- [GIVEN RECORDS]:
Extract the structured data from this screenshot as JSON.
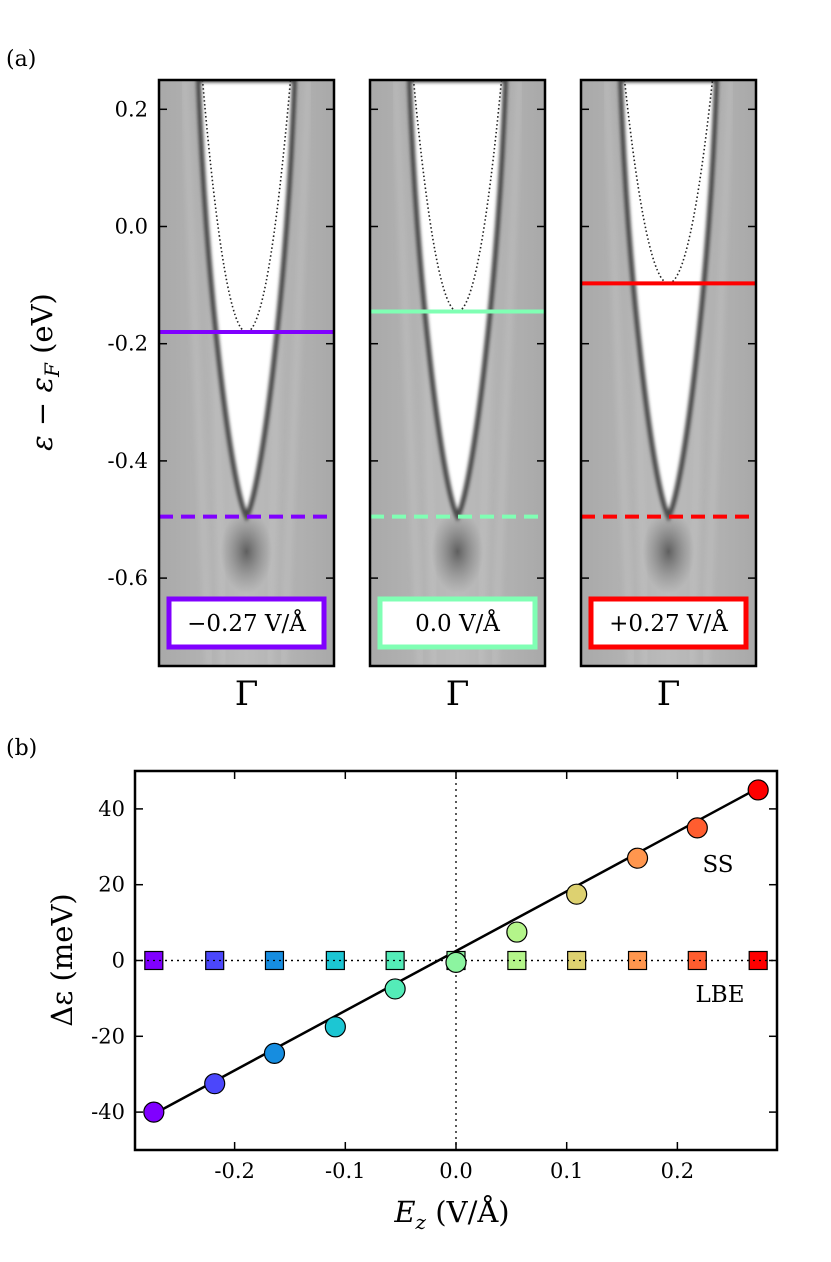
{
  "chart_data": [
    {
      "type": "heatmap",
      "panel_label": "(a)",
      "ylabel_main": "ε − ε",
      "ylabel_sub": "F",
      "ylabel_unit": " (eV)",
      "ylim": [
        -0.75,
        0.25
      ],
      "yticks": [
        {
          "value": 0.2,
          "label": "0.2"
        },
        {
          "value": 0.0,
          "label": "0.0"
        },
        {
          "value": -0.2,
          "label": "-0.2"
        },
        {
          "value": -0.4,
          "label": "-0.4"
        },
        {
          "value": -0.6,
          "label": "-0.6"
        }
      ],
      "x_tick_label": "Γ",
      "panels": [
        {
          "field_label": "−0.27 V/Å",
          "color": "#8000ff",
          "ss_level": -0.18,
          "lbe_level": -0.495
        },
        {
          "field_label": "0.0 V/Å",
          "color": "#80ffb4",
          "ss_level": -0.145,
          "lbe_level": -0.495
        },
        {
          "field_label": "+0.27 V/Å",
          "color": "#ff0000",
          "ss_level": -0.097,
          "lbe_level": -0.495
        }
      ]
    },
    {
      "type": "scatter",
      "panel_label": "(b)",
      "xlabel_main": "E",
      "xlabel_sub": "z",
      "xlabel_unit": " (V/Å)",
      "ylabel": "Δε (meV)",
      "xlim": [
        -0.29,
        0.29
      ],
      "ylim": [
        -50,
        50
      ],
      "xticks": [
        {
          "value": -0.2,
          "label": "-0.2"
        },
        {
          "value": -0.1,
          "label": "-0.1"
        },
        {
          "value": 0.0,
          "label": "0.0"
        },
        {
          "value": 0.1,
          "label": "0.1"
        },
        {
          "value": 0.2,
          "label": "0.2"
        }
      ],
      "yticks": [
        {
          "value": 40,
          "label": "40"
        },
        {
          "value": 20,
          "label": "20"
        },
        {
          "value": 0,
          "label": "0"
        },
        {
          "value": -20,
          "label": "-20"
        },
        {
          "value": -40,
          "label": "-40"
        }
      ],
      "fit_line": {
        "x": [
          -0.273,
          0.273
        ],
        "y": [
          -40.5,
          45.5
        ]
      },
      "series": [
        {
          "name": "SS",
          "marker": "circle",
          "x": [
            -0.273,
            -0.218,
            -0.164,
            -0.109,
            -0.055,
            0.0,
            0.055,
            0.109,
            0.164,
            0.218,
            0.273
          ],
          "y": [
            -40,
            -32.5,
            -24.5,
            -17.5,
            -7.5,
            -0.5,
            7.5,
            17.5,
            27,
            35,
            45
          ],
          "colors": [
            "#8000ff",
            "#4b47fb",
            "#168de0",
            "#1cc6d3",
            "#54ecb8",
            "#8cf5a0",
            "#b4f58a",
            "#ddd170",
            "#ff964e",
            "#ff5d2f",
            "#ff0000"
          ]
        },
        {
          "name": "LBE",
          "marker": "square",
          "x": [
            -0.273,
            -0.218,
            -0.164,
            -0.109,
            -0.055,
            0.0,
            0.055,
            0.109,
            0.164,
            0.218,
            0.273
          ],
          "y": [
            0,
            0,
            0,
            0,
            0,
            0,
            0,
            0,
            0,
            0,
            0
          ],
          "colors": [
            "#8000ff",
            "#4b47fb",
            "#168de0",
            "#1cc6d3",
            "#54ecb8",
            "#8cf5a0",
            "#b4f58a",
            "#ddd170",
            "#ff964e",
            "#ff5d2f",
            "#ff0000"
          ]
        }
      ]
    }
  ]
}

- [DIRECTIVE]:
Every record gets retyped exactly; no picture goes into the copy.

- [THE SOLUTION]:
Extract the structured data from this screenshot as JSON.
{
  "chart_data": [
    {
      "type": "heatmap",
      "panel_label": "(a)",
      "ylabel_main": "ε − ε",
      "ylabel_sub": "F",
      "ylabel_unit": " (eV)",
      "ylim": [
        -0.75,
        0.25
      ],
      "yticks": [
        {
          "value": 0.2,
          "label": "0.2"
        },
        {
          "value": 0.0,
          "label": "0.0"
        },
        {
          "value": -0.2,
          "label": "-0.2"
        },
        {
          "value": -0.4,
          "label": "-0.4"
        },
        {
          "value": -0.6,
          "label": "-0.6"
        }
      ],
      "x_tick_label": "Γ",
      "panels": [
        {
          "field_label": "−0.27 V/Å",
          "color": "#8000ff",
          "ss_level": -0.18,
          "lbe_level": -0.495
        },
        {
          "field_label": "0.0 V/Å",
          "color": "#80ffb4",
          "ss_level": -0.145,
          "lbe_level": -0.495
        },
        {
          "field_label": "+0.27 V/Å",
          "color": "#ff0000",
          "ss_level": -0.097,
          "lbe_level": -0.495
        }
      ]
    },
    {
      "type": "scatter",
      "panel_label": "(b)",
      "xlabel_main": "E",
      "xlabel_sub": "z",
      "xlabel_unit": " (V/Å)",
      "ylabel": "Δε (meV)",
      "xlim": [
        -0.29,
        0.29
      ],
      "ylim": [
        -50,
        50
      ],
      "xticks": [
        {
          "value": -0.2,
          "label": "-0.2"
        },
        {
          "value": -0.1,
          "label": "-0.1"
        },
        {
          "value": 0.0,
          "label": "0.0"
        },
        {
          "value": 0.1,
          "label": "0.1"
        },
        {
          "value": 0.2,
          "label": "0.2"
        }
      ],
      "yticks": [
        {
          "value": 40,
          "label": "40"
        },
        {
          "value": 20,
          "label": "20"
        },
        {
          "value": 0,
          "label": "0"
        },
        {
          "value": -20,
          "label": "-20"
        },
        {
          "value": -40,
          "label": "-40"
        }
      ],
      "fit_line": {
        "x": [
          -0.273,
          0.273
        ],
        "y": [
          -40.5,
          45.5
        ]
      },
      "series": [
        {
          "name": "SS",
          "marker": "circle",
          "x": [
            -0.273,
            -0.218,
            -0.164,
            -0.109,
            -0.055,
            0.0,
            0.055,
            0.109,
            0.164,
            0.218,
            0.273
          ],
          "y": [
            -40,
            -32.5,
            -24.5,
            -17.5,
            -7.5,
            -0.5,
            7.5,
            17.5,
            27,
            35,
            45
          ],
          "colors": [
            "#8000ff",
            "#4b47fb",
            "#168de0",
            "#1cc6d3",
            "#54ecb8",
            "#8cf5a0",
            "#b4f58a",
            "#ddd170",
            "#ff964e",
            "#ff5d2f",
            "#ff0000"
          ]
        },
        {
          "name": "LBE",
          "marker": "square",
          "x": [
            -0.273,
            -0.218,
            -0.164,
            -0.109,
            -0.055,
            0.0,
            0.055,
            0.109,
            0.164,
            0.218,
            0.273
          ],
          "y": [
            0,
            0,
            0,
            0,
            0,
            0,
            0,
            0,
            0,
            0,
            0
          ],
          "colors": [
            "#8000ff",
            "#4b47fb",
            "#168de0",
            "#1cc6d3",
            "#54ecb8",
            "#8cf5a0",
            "#b4f58a",
            "#ddd170",
            "#ff964e",
            "#ff5d2f",
            "#ff0000"
          ]
        }
      ]
    }
  ]
}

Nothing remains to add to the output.